Records that describe figures:
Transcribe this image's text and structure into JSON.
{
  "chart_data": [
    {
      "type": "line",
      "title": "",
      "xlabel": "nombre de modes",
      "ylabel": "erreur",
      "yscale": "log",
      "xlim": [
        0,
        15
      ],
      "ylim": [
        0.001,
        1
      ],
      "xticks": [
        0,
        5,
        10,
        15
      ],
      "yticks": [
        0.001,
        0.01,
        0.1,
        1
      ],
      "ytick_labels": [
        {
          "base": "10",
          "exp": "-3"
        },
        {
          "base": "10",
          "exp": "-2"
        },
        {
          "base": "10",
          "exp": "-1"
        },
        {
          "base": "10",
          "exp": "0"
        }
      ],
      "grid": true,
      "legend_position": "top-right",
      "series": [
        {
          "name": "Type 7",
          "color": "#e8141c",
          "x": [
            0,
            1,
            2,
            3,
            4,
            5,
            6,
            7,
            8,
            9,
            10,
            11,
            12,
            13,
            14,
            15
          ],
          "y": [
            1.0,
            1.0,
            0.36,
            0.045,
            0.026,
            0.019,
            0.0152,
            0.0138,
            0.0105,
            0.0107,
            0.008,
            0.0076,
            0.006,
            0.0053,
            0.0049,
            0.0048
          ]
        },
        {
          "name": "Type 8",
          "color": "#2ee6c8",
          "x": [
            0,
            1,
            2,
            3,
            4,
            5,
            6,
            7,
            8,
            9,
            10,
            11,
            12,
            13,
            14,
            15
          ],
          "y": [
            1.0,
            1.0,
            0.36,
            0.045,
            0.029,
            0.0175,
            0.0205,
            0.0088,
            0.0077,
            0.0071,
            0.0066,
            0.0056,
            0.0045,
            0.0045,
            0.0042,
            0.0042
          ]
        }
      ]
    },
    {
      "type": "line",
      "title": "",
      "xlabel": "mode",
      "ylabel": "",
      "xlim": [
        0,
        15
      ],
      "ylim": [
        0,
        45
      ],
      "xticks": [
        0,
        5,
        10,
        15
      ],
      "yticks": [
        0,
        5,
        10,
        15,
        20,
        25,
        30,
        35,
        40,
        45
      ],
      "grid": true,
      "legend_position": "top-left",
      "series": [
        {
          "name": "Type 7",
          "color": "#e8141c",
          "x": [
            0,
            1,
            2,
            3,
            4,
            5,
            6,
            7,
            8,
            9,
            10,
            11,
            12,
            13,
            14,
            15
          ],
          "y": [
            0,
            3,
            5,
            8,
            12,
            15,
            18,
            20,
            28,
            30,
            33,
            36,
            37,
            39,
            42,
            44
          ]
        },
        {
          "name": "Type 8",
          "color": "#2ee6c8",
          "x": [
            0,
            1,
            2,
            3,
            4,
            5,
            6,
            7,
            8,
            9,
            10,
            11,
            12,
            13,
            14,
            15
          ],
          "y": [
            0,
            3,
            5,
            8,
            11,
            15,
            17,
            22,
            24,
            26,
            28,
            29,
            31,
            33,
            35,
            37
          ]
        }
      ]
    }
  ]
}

BRIEF:
Reproduce the entries above in full, verbatim.

SOLVED EXERCISE:
Transcribe this image's text and structure into JSON.
{
  "chart_data": [
    {
      "type": "line",
      "title": "",
      "xlabel": "nombre de modes",
      "ylabel": "erreur",
      "yscale": "log",
      "xlim": [
        0,
        15
      ],
      "ylim": [
        0.001,
        1
      ],
      "xticks": [
        0,
        5,
        10,
        15
      ],
      "yticks": [
        0.001,
        0.01,
        0.1,
        1
      ],
      "ytick_labels": [
        {
          "base": "10",
          "exp": "-3"
        },
        {
          "base": "10",
          "exp": "-2"
        },
        {
          "base": "10",
          "exp": "-1"
        },
        {
          "base": "10",
          "exp": "0"
        }
      ],
      "grid": true,
      "legend_position": "top-right",
      "series": [
        {
          "name": "Type 7",
          "color": "#e8141c",
          "x": [
            0,
            1,
            2,
            3,
            4,
            5,
            6,
            7,
            8,
            9,
            10,
            11,
            12,
            13,
            14,
            15
          ],
          "y": [
            1.0,
            1.0,
            0.36,
            0.045,
            0.026,
            0.019,
            0.0152,
            0.0138,
            0.0105,
            0.0107,
            0.008,
            0.0076,
            0.006,
            0.0053,
            0.0049,
            0.0048
          ]
        },
        {
          "name": "Type 8",
          "color": "#2ee6c8",
          "x": [
            0,
            1,
            2,
            3,
            4,
            5,
            6,
            7,
            8,
            9,
            10,
            11,
            12,
            13,
            14,
            15
          ],
          "y": [
            1.0,
            1.0,
            0.36,
            0.045,
            0.029,
            0.0175,
            0.0205,
            0.0088,
            0.0077,
            0.0071,
            0.0066,
            0.0056,
            0.0045,
            0.0045,
            0.0042,
            0.0042
          ]
        }
      ]
    },
    {
      "type": "line",
      "title": "",
      "xlabel": "mode",
      "ylabel": "",
      "xlim": [
        0,
        15
      ],
      "ylim": [
        0,
        45
      ],
      "xticks": [
        0,
        5,
        10,
        15
      ],
      "yticks": [
        0,
        5,
        10,
        15,
        20,
        25,
        30,
        35,
        40,
        45
      ],
      "grid": true,
      "legend_position": "top-left",
      "series": [
        {
          "name": "Type 7",
          "color": "#e8141c",
          "x": [
            0,
            1,
            2,
            3,
            4,
            5,
            6,
            7,
            8,
            9,
            10,
            11,
            12,
            13,
            14,
            15
          ],
          "y": [
            0,
            3,
            5,
            8,
            12,
            15,
            18,
            20,
            28,
            30,
            33,
            36,
            37,
            39,
            42,
            44
          ]
        },
        {
          "name": "Type 8",
          "color": "#2ee6c8",
          "x": [
            0,
            1,
            2,
            3,
            4,
            5,
            6,
            7,
            8,
            9,
            10,
            11,
            12,
            13,
            14,
            15
          ],
          "y": [
            0,
            3,
            5,
            8,
            11,
            15,
            17,
            22,
            24,
            26,
            28,
            29,
            31,
            33,
            35,
            37
          ]
        }
      ]
    }
  ]
}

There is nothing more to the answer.